● **RECORDED DATA**:
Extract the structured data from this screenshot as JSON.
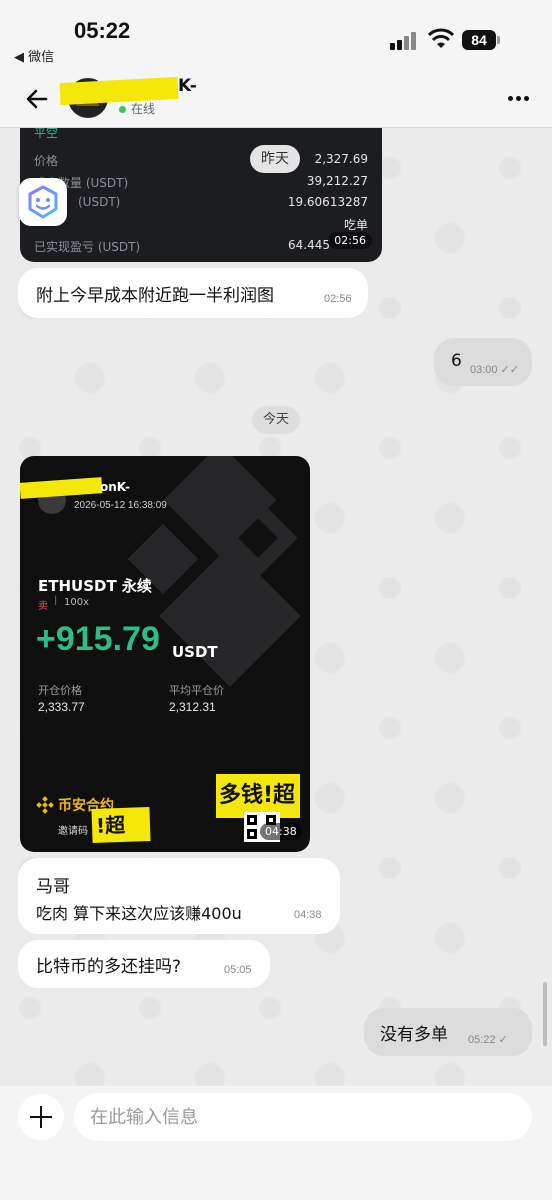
{
  "status": {
    "time": "05:22",
    "back_app": "◀ 微信",
    "battery": "84"
  },
  "header": {
    "contact_name": "K-",
    "online": "在线"
  },
  "top_card": {
    "tag": "平空",
    "rows": [
      {
        "label": "价格",
        "value": "2,327.69"
      },
      {
        "label": "成交数量 (USDT)",
        "value": "39,212.27"
      },
      {
        "label": "(USDT)",
        "value": "19.60613287"
      },
      {
        "label": "",
        "value": "吃单"
      },
      {
        "label": "已实现盈亏 (USDT)",
        "value": "64.445"
      }
    ],
    "time": "02:56",
    "yesterday": "昨天"
  },
  "messages": {
    "m1": {
      "text": "附上今早成本附近跑一半利润图",
      "time": "02:56"
    },
    "m2": {
      "text": "6",
      "time": "03:00"
    },
    "day": "今天",
    "m3": {
      "line1": "马哥",
      "line2": "吃肉 算下来这次应该赚400u",
      "time": "04:38"
    },
    "m4": {
      "text": "比特币的多还挂吗?",
      "time": "05:05"
    },
    "m5": {
      "text": "没有多单",
      "time": "05:22"
    }
  },
  "trade_card": {
    "user": "onK-",
    "datetime": "2026-05-12 16:38:09",
    "pair": "ETHUSDT 永续",
    "side": "卖",
    "leverage": "100x",
    "pnl": "+915.79",
    "pnl_unit": "USDT",
    "open_label": "开仓价格",
    "open_value": "2,333.77",
    "close_label": "平均平仓价",
    "close_value": "2,312.31",
    "brand": "币安合约",
    "invite": "邀请码",
    "invite_redacted": "!超",
    "stamp_text": "多钱!超",
    "time": "04:38",
    "colors": {
      "pnl": "#2ebd85",
      "side": "#f6465d",
      "brand": "#f0b90b"
    }
  },
  "input": {
    "placeholder": "在此输入信息"
  }
}
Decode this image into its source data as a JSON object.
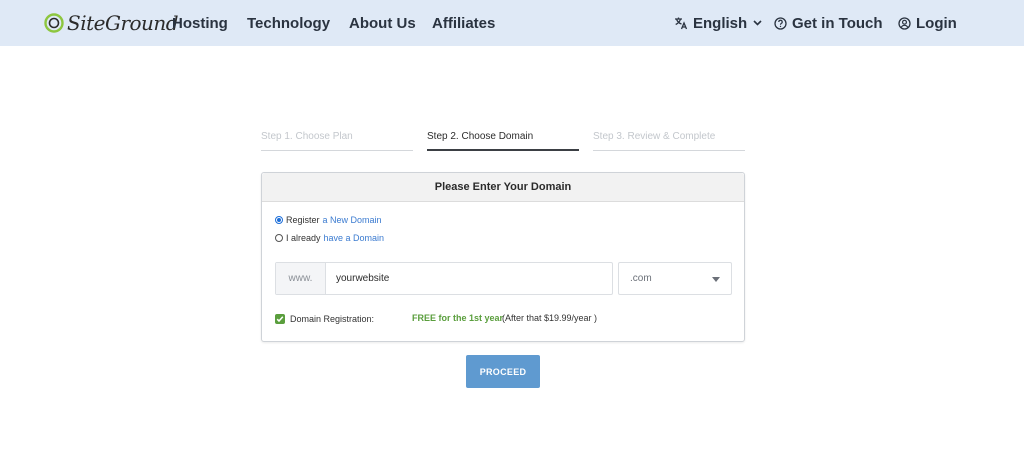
{
  "header": {
    "logo_text": "SiteGround",
    "nav": {
      "hosting": "Hosting",
      "technology": "Technology",
      "about": "About Us",
      "affiliates": "Affiliates",
      "language": "English",
      "contact": "Get in Touch",
      "login": "Login"
    }
  },
  "steps": [
    {
      "label": "Step 1. Choose Plan",
      "state": "inactive"
    },
    {
      "label": "Step 2. Choose Domain",
      "state": "active"
    },
    {
      "label": "Step 3. Review & Complete",
      "state": "inactive"
    }
  ],
  "card": {
    "title": "Please Enter Your Domain",
    "register_option": {
      "prefix": "Register",
      "link": "a New Domain",
      "selected": true
    },
    "existing_option": {
      "prefix": "I already",
      "link": "have a Domain",
      "selected": false
    },
    "www_prefix": "www.",
    "domain_value": "yourwebsite",
    "tld_selected": ".com",
    "registration_label": "Domain Registration:",
    "registration_checked": true,
    "free_text": "FREE for the 1st year",
    "after_text": "(After that $19.99/year )"
  },
  "proceed_label": "PROCEED",
  "colors": {
    "header_bg": "#dfe9f6",
    "link": "#3b7bd0",
    "green": "#5a9e3d",
    "button": "#5f9ad0"
  }
}
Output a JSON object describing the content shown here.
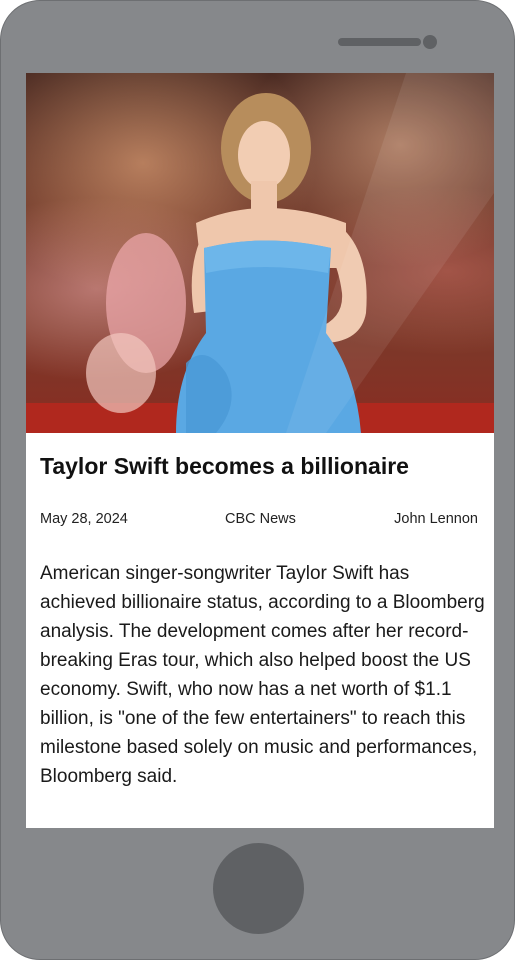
{
  "article": {
    "headline": "Taylor Swift becomes a billionaire",
    "date": "May 28, 2024",
    "source": "CBC News",
    "author": "John Lennon",
    "body": "American singer-songwriter Taylor Swift has achieved billionaire status, according to a Bloomberg analysis. The development comes after her record-breaking Eras tour, which also helped boost the US economy. Swift, who now has a net worth of $1.1 billion, is \"one of the few entertainers\" to reach this milestone based solely on music and performances, Bloomberg said."
  },
  "colors": {
    "device_frame": "#86888b",
    "device_controls": "#5f6164",
    "screen_background": "#ffffff",
    "dress": "#5aa8e3"
  },
  "icons": {
    "speaker": "speaker-grille-icon",
    "camera": "front-camera-icon",
    "home": "home-button"
  }
}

● **TASK PROMPT**: Leave out the pictures and output every record above precisely as given.

● **FINAL ANSWER**:
Extract the structured data from this screenshot as JSON.
{
  "status": {
    "time": "05:22",
    "back_app": "◀ 微信",
    "battery": "84"
  },
  "header": {
    "contact_name": "K-",
    "online": "在线"
  },
  "top_card": {
    "tag": "平空",
    "rows": [
      {
        "label": "价格",
        "value": "2,327.69"
      },
      {
        "label": "成交数量 (USDT)",
        "value": "39,212.27"
      },
      {
        "label": "(USDT)",
        "value": "19.60613287"
      },
      {
        "label": "",
        "value": "吃单"
      },
      {
        "label": "已实现盈亏 (USDT)",
        "value": "64.445"
      }
    ],
    "time": "02:56",
    "yesterday": "昨天"
  },
  "messages": {
    "m1": {
      "text": "附上今早成本附近跑一半利润图",
      "time": "02:56"
    },
    "m2": {
      "text": "6",
      "time": "03:00"
    },
    "day": "今天",
    "m3": {
      "line1": "马哥",
      "line2": "吃肉 算下来这次应该赚400u",
      "time": "04:38"
    },
    "m4": {
      "text": "比特币的多还挂吗?",
      "time": "05:05"
    },
    "m5": {
      "text": "没有多单",
      "time": "05:22"
    }
  },
  "trade_card": {
    "user": "onK-",
    "datetime": "2026-05-12 16:38:09",
    "pair": "ETHUSDT 永续",
    "side": "卖",
    "leverage": "100x",
    "pnl": "+915.79",
    "pnl_unit": "USDT",
    "open_label": "开仓价格",
    "open_value": "2,333.77",
    "close_label": "平均平仓价",
    "close_value": "2,312.31",
    "brand": "币安合约",
    "invite": "邀请码",
    "invite_redacted": "!超",
    "stamp_text": "多钱!超",
    "time": "04:38",
    "colors": {
      "pnl": "#2ebd85",
      "side": "#f6465d",
      "brand": "#f0b90b"
    }
  },
  "input": {
    "placeholder": "在此输入信息"
  }
}
Decode this image into its source data as a JSON object.
{
  "header": {
    "logo_text": "SiteGround",
    "nav": {
      "hosting": "Hosting",
      "technology": "Technology",
      "about": "About Us",
      "affiliates": "Affiliates",
      "language": "English",
      "contact": "Get in Touch",
      "login": "Login"
    }
  },
  "steps": [
    {
      "label": "Step 1. Choose Plan",
      "state": "inactive"
    },
    {
      "label": "Step 2. Choose Domain",
      "state": "active"
    },
    {
      "label": "Step 3. Review & Complete",
      "state": "inactive"
    }
  ],
  "card": {
    "title": "Please Enter Your Domain",
    "register_option": {
      "prefix": "Register",
      "link": "a New Domain",
      "selected": true
    },
    "existing_option": {
      "prefix": "I already",
      "link": "have a Domain",
      "selected": false
    },
    "www_prefix": "www.",
    "domain_value": "yourwebsite",
    "tld_selected": ".com",
    "registration_label": "Domain Registration:",
    "registration_checked": true,
    "free_text": "FREE for the 1st year",
    "after_text": "(After that $19.99/year )"
  },
  "proceed_label": "PROCEED",
  "colors": {
    "header_bg": "#dfe9f6",
    "link": "#3b7bd0",
    "green": "#5a9e3d",
    "button": "#5f9ad0"
  }
}
Output a JSON object describing the content shown here.
{
  "article": {
    "headline": "Taylor Swift becomes a billionaire",
    "date": "May 28, 2024",
    "source": "CBC News",
    "author": "John Lennon",
    "body": "American singer-songwriter Taylor Swift has achieved billionaire status, according to a Bloomberg analysis. The development comes after her record-breaking Eras tour, which also helped boost the US economy. Swift, who now has a net worth of $1.1 billion, is \"one of the few entertainers\" to reach this milestone based solely on music and performances, Bloomberg said."
  },
  "colors": {
    "device_frame": "#86888b",
    "device_controls": "#5f6164",
    "screen_background": "#ffffff",
    "dress": "#5aa8e3"
  },
  "icons": {
    "speaker": "speaker-grille-icon",
    "camera": "front-camera-icon",
    "home": "home-button"
  }
}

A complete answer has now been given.